EXCERPT PROVIDED Start Marker

SEApr 27, 2017

SpreadCluster: Recovering Versioned Spreadsheets through Similarity-Based Clustering

arXiv:1704.08476v113 citations
Originality Incremental advance
AI Analysis

This work addresses the issue of missing version information in spreadsheets for end users and researchers, offering an incremental improvement over previous clustering methods by using spreadsheet content features instead of external metadata.

The paper tackles the problem of recovering version information from spreadsheets without version control by proposing SpreadCluster, an automatic clustering algorithm based on similarity features like table headers and worksheet names. The result shows that SpreadCluster achieves higher precision and recall than existing filename-based approaches and successfully creates a larger versioned corpus, VEnron2, while also performing well on other corpora like FUSE and EUSES.

EXCERPT PROVIDED End Marker
INFORMATION PROVIDED Start Marker

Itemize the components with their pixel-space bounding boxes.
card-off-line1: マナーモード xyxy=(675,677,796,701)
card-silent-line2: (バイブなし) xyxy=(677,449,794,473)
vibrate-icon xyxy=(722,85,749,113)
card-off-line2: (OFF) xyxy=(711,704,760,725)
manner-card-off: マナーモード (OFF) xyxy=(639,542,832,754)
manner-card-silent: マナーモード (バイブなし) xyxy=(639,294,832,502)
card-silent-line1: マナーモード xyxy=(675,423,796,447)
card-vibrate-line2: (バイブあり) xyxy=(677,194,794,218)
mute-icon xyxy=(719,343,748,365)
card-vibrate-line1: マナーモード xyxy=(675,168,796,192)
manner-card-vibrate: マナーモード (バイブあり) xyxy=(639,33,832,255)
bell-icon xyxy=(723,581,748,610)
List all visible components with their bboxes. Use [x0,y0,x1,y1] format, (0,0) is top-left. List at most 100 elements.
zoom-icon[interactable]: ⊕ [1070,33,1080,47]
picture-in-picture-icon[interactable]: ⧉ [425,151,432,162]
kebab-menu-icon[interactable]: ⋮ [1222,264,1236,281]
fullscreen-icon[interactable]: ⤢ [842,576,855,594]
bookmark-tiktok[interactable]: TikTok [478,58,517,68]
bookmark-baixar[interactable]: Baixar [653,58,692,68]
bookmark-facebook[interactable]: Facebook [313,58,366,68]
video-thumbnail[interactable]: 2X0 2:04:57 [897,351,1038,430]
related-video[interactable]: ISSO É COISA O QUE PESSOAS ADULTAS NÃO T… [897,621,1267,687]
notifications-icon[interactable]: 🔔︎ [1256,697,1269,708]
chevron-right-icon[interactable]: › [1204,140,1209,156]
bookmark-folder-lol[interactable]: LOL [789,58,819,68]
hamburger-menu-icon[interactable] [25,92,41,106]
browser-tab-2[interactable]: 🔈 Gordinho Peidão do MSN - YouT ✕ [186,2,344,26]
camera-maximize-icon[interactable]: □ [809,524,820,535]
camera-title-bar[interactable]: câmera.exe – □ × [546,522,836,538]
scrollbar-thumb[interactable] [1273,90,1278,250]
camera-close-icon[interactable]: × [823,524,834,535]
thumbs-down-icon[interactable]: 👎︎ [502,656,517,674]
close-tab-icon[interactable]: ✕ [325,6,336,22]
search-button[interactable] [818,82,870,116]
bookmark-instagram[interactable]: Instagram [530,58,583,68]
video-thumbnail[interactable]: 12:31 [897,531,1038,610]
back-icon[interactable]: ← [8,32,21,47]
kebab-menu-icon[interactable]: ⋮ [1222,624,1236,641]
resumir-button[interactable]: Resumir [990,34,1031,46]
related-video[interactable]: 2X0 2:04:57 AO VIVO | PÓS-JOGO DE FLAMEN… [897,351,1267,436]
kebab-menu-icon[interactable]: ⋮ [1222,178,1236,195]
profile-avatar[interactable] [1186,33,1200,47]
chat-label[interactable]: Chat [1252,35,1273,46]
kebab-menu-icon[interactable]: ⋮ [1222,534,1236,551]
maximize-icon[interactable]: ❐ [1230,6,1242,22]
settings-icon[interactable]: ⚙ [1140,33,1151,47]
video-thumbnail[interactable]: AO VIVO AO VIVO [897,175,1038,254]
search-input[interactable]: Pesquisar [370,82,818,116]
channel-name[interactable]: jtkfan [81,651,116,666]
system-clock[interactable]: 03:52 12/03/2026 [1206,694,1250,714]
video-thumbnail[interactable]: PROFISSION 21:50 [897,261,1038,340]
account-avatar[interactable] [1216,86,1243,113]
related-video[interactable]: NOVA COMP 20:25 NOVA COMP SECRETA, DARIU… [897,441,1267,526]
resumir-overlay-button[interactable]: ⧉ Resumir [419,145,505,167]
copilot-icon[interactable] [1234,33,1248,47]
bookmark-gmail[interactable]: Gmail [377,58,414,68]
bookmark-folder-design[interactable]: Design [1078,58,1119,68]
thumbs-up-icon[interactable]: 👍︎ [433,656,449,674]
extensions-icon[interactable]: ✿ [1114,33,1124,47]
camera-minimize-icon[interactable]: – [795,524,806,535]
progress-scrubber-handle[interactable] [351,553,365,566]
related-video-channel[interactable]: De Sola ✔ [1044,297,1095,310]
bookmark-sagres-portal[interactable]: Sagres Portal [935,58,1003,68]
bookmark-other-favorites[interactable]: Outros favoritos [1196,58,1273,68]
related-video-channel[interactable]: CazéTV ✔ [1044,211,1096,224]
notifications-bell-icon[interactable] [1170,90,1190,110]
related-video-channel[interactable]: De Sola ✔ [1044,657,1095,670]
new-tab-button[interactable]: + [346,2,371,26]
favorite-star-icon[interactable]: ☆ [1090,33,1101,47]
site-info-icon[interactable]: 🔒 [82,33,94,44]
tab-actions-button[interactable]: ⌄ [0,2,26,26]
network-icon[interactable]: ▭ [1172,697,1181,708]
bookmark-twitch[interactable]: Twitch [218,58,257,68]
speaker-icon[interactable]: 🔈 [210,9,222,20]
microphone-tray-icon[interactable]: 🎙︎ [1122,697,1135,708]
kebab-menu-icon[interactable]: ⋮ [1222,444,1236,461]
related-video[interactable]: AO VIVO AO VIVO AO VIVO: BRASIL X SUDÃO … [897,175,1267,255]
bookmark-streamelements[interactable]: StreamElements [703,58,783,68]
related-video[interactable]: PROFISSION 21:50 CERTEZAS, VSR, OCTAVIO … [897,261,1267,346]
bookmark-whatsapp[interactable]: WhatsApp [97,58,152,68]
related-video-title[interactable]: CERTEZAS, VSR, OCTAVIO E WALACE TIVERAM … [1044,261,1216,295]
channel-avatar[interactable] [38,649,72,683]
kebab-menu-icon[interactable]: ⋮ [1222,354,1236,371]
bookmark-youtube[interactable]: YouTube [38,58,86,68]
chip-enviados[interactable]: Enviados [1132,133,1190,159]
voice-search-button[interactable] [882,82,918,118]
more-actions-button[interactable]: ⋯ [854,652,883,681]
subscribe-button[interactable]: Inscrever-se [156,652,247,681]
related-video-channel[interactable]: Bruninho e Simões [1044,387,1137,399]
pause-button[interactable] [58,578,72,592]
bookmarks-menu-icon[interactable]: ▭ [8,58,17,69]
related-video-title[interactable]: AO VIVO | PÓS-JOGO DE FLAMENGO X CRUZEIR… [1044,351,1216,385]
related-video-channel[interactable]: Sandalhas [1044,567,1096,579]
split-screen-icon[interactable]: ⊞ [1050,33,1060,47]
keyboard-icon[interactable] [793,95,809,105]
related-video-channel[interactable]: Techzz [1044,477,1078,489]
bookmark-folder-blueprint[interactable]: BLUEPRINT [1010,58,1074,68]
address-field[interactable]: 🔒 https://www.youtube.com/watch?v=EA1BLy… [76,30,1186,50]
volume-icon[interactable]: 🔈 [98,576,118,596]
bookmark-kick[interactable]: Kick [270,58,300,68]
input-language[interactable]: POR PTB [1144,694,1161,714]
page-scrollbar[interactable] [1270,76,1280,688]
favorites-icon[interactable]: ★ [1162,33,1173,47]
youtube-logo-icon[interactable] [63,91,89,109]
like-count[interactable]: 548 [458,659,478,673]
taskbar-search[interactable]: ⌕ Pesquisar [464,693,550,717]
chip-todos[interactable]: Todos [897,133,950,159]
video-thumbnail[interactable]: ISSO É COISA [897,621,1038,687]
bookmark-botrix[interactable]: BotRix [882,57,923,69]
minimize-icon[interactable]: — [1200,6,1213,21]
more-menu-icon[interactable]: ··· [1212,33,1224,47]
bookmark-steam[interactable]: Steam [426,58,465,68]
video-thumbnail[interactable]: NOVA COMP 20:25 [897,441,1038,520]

INFORMATION PROVIDED End Marker

TASK OBJECTIVE =
Please substitute "SheetCluster" for "SpreadCluster" throughout everything from "arXiv:1704.08476v113 citations" down to "FUSE and EUSES." in the SpreadCluster summary, and write out that stretch with the change made.

PROBLEM SOLUTION =
arXiv:1704.08476v113 citations
Originality Incremental advance
AI Analysis

This work addresses the issue of missing version information in spreadsheets for end users and researchers, offering an incremental improvement over previous clustering methods by using spreadsheet content features instead of external metadata.

The paper tackles the problem of recovering version information from spreadsheets without version control by proposing SheetCluster, an automatic clustering algorithm based on similarity features like table headers and worksheet names. The result shows that SheetCluster achieves higher precision and recall than existing filename-based approaches and successfully creates a larger versioned corpus, VEnron2, while also performing well on other corpora like FUSE and EUSES.